** Start **

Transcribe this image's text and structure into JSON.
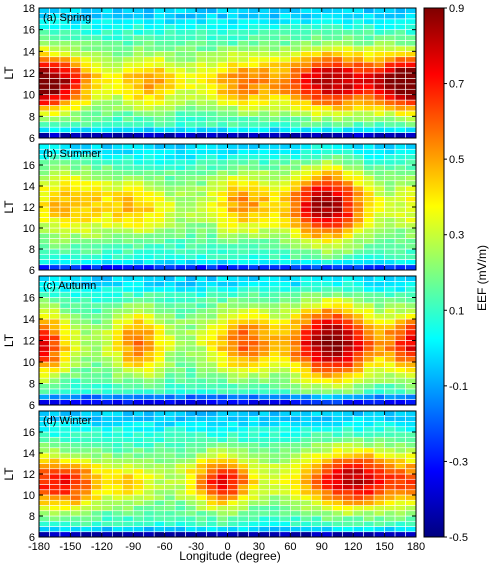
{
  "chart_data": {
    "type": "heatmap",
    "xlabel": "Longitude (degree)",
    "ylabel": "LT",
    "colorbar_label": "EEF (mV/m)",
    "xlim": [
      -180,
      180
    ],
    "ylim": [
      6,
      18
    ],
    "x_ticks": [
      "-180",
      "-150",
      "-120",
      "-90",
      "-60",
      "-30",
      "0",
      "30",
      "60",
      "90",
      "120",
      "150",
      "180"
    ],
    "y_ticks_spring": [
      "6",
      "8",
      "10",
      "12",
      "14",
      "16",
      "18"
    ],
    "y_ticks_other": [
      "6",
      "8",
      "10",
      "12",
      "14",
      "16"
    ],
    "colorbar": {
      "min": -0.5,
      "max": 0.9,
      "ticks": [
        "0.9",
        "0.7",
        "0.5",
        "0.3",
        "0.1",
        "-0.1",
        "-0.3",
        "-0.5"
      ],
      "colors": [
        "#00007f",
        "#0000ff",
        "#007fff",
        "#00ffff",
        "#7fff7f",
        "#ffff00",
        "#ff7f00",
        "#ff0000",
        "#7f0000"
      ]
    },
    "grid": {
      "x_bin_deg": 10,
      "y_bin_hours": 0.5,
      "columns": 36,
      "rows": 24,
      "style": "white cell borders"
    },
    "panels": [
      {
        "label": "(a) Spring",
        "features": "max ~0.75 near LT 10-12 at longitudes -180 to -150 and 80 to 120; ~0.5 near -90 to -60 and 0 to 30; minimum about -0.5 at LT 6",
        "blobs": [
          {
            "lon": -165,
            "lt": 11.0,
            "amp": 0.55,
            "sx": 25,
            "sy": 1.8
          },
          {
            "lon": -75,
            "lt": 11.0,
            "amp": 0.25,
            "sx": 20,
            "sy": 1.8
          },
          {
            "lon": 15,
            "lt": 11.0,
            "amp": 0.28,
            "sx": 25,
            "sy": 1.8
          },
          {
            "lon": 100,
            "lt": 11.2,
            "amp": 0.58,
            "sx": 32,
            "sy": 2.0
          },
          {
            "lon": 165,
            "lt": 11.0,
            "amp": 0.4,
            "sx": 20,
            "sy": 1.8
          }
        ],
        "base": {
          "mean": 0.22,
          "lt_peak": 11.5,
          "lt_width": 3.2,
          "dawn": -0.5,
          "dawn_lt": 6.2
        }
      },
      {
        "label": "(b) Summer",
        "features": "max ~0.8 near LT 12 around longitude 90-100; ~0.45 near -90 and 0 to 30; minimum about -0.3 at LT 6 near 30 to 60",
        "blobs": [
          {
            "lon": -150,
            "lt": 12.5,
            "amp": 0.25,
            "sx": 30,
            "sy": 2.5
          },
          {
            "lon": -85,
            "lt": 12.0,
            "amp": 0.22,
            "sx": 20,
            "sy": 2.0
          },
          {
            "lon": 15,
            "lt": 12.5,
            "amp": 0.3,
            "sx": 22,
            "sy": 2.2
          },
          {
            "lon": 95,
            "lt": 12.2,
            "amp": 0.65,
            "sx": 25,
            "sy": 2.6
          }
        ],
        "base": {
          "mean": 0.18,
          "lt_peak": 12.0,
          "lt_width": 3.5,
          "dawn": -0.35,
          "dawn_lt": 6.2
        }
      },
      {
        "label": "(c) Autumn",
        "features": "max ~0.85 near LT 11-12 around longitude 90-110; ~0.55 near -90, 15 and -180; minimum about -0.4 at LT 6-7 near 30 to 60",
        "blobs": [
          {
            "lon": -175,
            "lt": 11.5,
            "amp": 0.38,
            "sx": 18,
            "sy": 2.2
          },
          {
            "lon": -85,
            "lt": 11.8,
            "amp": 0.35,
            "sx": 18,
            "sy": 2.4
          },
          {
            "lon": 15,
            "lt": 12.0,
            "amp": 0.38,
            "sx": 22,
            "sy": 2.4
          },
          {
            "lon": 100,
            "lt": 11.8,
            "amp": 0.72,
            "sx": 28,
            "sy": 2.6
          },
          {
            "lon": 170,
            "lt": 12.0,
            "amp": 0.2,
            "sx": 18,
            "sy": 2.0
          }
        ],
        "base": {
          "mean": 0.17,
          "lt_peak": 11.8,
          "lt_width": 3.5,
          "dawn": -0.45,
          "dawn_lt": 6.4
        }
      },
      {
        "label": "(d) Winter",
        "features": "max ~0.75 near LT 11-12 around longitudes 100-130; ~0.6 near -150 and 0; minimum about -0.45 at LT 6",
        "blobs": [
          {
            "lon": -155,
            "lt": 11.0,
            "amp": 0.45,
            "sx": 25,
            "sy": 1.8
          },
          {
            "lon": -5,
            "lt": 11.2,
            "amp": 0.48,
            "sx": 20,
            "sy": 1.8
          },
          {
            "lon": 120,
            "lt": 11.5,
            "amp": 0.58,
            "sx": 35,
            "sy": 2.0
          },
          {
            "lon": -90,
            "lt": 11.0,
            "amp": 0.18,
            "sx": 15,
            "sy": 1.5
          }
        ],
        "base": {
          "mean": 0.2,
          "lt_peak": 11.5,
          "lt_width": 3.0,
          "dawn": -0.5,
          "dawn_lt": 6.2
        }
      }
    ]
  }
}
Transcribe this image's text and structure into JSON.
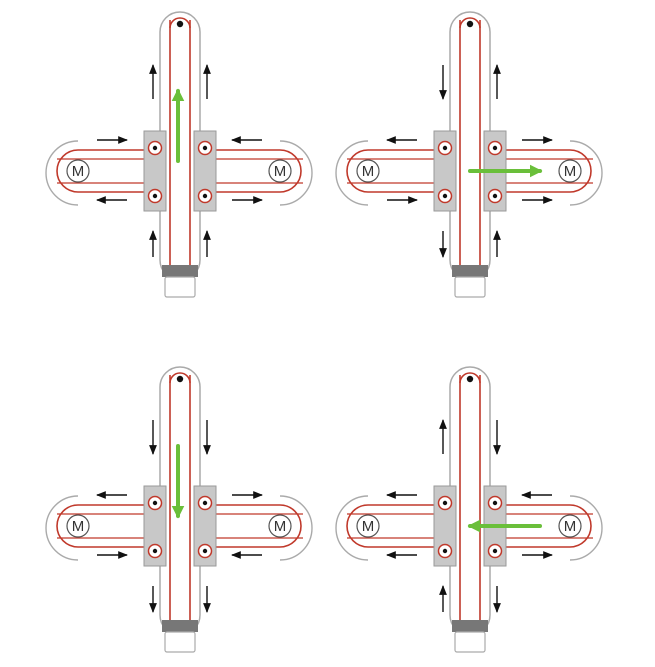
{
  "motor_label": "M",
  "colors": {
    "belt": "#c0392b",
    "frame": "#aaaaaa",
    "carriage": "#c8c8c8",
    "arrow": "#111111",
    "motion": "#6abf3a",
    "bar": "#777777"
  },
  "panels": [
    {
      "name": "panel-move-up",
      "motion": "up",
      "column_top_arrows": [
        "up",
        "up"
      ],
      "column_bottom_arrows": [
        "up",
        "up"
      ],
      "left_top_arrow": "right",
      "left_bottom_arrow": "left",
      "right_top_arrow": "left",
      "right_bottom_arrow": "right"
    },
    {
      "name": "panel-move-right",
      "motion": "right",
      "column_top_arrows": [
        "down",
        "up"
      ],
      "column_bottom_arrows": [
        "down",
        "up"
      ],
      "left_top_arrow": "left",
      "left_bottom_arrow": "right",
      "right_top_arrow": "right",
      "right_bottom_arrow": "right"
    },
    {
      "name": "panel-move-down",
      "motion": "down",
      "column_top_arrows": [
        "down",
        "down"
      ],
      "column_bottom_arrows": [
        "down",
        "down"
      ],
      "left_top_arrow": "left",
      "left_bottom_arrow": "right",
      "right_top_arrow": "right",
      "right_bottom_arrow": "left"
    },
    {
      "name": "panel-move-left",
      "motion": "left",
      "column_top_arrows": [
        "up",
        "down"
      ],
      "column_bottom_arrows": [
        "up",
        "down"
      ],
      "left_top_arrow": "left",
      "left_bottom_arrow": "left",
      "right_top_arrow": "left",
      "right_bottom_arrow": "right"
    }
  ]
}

** End **
** Start **

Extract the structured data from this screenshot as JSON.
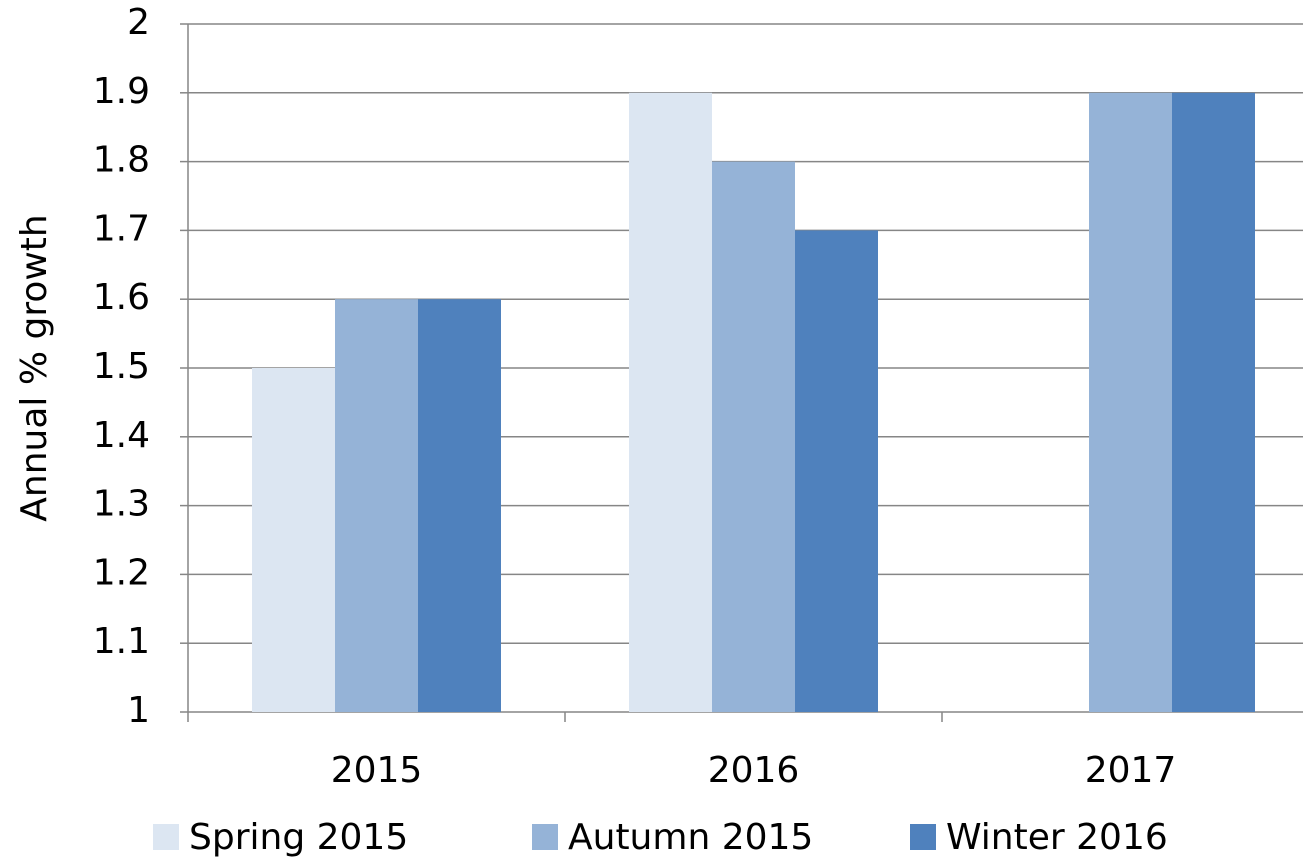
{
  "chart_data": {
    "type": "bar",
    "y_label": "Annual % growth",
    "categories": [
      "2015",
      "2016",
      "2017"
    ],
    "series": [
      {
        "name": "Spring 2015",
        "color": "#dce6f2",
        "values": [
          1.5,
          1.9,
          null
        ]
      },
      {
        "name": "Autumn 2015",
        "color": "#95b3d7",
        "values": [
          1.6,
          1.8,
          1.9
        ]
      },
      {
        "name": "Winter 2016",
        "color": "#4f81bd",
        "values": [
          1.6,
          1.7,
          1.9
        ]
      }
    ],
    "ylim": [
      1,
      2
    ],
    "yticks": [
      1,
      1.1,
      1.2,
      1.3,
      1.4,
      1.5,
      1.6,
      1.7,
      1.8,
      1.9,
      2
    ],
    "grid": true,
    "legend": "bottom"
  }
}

** End **

» WORK TO COMPLETE:
Collect each line of the entries that has the word "around", copying it in full.

» WRITTEN REPLY:
        "features": "max ~0.8 near LT 12 around longitude 90-100; ~0.45 near -90 and 0 to 30; minimum about -0.3 at LT 6 near 30 to 60",
        "features": "max ~0.85 near LT 11-12 around longitude 90-110; ~0.55 near -90, 15 and -180; minimum about -0.4 at LT 6-7 near 30 to 60",
        "features": "max ~0.75 near LT 11-12 around longitudes 100-130; ~0.6 near -150 and 0; minimum about -0.45 at LT 6",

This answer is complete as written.